### SOURCE DATA ###

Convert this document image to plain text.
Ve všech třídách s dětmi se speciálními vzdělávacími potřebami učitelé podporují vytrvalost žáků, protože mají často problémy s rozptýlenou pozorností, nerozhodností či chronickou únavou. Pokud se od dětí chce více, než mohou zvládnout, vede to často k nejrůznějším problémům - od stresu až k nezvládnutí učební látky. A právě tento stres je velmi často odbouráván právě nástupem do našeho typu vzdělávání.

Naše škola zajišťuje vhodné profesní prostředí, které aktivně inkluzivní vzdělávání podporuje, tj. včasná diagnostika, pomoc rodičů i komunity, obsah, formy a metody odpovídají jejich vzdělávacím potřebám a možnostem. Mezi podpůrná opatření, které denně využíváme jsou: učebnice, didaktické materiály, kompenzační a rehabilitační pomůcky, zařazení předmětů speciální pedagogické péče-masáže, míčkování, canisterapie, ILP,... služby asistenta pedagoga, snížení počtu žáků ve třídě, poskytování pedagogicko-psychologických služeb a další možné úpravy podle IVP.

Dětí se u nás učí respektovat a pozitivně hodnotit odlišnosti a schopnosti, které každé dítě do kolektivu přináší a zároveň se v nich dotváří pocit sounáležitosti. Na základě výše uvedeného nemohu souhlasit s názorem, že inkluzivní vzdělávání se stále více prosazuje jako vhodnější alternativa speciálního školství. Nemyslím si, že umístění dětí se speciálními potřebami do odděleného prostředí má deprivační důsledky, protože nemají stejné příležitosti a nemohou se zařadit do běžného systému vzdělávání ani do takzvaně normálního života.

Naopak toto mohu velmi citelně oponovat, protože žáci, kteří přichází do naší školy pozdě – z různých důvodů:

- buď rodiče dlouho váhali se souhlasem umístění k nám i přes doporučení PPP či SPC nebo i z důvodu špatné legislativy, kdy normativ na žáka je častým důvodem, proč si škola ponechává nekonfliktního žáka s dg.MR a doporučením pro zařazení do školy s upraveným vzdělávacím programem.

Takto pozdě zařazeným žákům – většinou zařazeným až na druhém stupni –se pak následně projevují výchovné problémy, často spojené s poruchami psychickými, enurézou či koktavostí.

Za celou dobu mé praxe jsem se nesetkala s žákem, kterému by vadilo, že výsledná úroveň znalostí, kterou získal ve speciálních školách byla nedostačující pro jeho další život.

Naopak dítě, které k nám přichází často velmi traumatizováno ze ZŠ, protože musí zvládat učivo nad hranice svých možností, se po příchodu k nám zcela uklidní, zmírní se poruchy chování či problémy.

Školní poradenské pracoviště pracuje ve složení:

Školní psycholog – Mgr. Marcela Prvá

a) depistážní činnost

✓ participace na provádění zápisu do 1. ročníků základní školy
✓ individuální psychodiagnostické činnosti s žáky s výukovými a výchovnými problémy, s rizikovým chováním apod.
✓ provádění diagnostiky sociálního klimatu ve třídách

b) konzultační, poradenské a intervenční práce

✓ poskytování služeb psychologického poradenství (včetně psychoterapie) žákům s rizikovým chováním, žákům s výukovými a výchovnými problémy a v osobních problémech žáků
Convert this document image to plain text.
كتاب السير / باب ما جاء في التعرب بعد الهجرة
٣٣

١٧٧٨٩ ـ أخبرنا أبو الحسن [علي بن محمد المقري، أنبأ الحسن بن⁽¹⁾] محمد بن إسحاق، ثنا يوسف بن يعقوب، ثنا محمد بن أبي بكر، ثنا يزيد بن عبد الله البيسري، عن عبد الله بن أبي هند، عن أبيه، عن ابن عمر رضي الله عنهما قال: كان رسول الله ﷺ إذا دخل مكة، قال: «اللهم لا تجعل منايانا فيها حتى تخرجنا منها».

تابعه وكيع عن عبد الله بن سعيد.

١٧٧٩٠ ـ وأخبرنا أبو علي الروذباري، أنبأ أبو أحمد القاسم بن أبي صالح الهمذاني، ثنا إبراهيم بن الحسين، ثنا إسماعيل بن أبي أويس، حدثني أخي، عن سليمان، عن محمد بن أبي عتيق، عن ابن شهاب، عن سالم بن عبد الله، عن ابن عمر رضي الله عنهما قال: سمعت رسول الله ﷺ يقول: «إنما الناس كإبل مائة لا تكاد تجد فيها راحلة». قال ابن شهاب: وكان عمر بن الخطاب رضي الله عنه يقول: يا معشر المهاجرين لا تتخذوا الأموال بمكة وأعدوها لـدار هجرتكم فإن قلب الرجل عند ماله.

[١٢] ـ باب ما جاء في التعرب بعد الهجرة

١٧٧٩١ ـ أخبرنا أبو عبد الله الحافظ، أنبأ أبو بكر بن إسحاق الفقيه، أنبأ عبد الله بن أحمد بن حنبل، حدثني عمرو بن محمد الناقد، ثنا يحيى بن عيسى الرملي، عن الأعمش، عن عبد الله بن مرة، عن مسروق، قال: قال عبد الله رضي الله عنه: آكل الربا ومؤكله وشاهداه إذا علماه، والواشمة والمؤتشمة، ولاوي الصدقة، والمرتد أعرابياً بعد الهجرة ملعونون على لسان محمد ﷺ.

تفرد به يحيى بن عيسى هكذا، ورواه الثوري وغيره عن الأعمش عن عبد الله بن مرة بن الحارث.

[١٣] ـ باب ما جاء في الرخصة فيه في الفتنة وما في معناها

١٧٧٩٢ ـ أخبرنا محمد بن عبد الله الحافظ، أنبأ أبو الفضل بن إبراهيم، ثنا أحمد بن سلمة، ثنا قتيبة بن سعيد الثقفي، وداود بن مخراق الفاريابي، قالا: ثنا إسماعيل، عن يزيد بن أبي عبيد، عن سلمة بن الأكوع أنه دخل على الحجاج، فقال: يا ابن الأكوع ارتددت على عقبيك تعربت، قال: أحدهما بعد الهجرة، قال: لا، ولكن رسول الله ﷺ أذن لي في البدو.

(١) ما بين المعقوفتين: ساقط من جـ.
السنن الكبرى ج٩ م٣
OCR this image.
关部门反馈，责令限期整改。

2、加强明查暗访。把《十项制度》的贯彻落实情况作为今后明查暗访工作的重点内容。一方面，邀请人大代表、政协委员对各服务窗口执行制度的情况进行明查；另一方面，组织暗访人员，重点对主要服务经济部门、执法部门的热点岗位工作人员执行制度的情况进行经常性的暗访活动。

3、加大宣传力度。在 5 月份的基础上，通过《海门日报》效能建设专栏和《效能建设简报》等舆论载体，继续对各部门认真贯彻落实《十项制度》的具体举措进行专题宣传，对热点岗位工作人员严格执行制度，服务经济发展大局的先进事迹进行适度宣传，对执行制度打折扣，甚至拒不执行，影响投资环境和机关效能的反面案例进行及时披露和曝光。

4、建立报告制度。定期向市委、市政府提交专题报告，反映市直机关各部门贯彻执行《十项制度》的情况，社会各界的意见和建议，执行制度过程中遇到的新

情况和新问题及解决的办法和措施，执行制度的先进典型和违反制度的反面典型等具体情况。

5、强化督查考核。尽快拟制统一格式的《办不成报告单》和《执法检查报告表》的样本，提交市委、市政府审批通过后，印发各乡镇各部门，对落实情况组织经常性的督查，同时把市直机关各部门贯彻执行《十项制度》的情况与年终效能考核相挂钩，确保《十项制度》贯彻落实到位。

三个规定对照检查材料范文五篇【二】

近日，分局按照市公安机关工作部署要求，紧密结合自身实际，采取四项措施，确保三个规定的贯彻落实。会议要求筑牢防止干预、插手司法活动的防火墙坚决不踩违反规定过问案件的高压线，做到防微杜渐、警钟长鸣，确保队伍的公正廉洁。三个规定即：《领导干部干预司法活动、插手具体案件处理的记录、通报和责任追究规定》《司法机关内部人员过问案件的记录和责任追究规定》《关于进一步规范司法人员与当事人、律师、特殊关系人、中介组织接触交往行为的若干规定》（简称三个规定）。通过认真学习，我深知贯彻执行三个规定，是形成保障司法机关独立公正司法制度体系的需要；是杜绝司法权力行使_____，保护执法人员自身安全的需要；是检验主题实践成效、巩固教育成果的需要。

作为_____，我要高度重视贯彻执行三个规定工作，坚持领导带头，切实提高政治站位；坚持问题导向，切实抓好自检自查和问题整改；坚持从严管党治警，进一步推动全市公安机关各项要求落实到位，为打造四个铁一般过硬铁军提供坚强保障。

###

**WORK TO DO**
Extract all lines from the material above that include the word "protože".

**FINAL ANSWER**
Ve všech třídách s dětmi se speciálními vzdělávacími potřebami učitelé podporují vytrvalost žáků, protože mají často problémy s rozptýlenou pozorností, nerozhodností či chronickou únavou. Pokud se od dětí chce více, než mohou zvládnout, vede to často k nejrůznějším problémům - od stresu až k nezvládnutí učební látky. A právě tento stres je velmi často odbouráván právě nástupem do našeho typu vzdělávání.
Dětí se u nás učí respektovat a pozitivně hodnotit odlišnosti a schopnosti, které každé dítě do kolektivu přináší a zároveň se v nich dotváří pocit sounáležitosti. Na základě výše uvedeného nemohu souhlasit s názorem, že inkluzivní vzdělávání se stále více prosazuje jako vhodnější alternativa speciálního školství. Nemyslím si, že umístění dětí se speciálními potřebami do odděleného prostředí má deprivační důsledky, protože nemají stejné příležitosti a nemohou se zařadit do běžného systému vzdělávání ani do takzvaně normálního života.
Naopak toto mohu velmi citelně oponovat, protože žáci, kteří přichází do naší školy pozdě – z různých důvodů:
Naopak dítě, které k nám přichází často velmi traumatizováno ze ZŠ, protože musí zvládat učivo nad hranice svých možností, se po příchodu k nám zcela uklidní, zmírní se poruchy chování či problémy.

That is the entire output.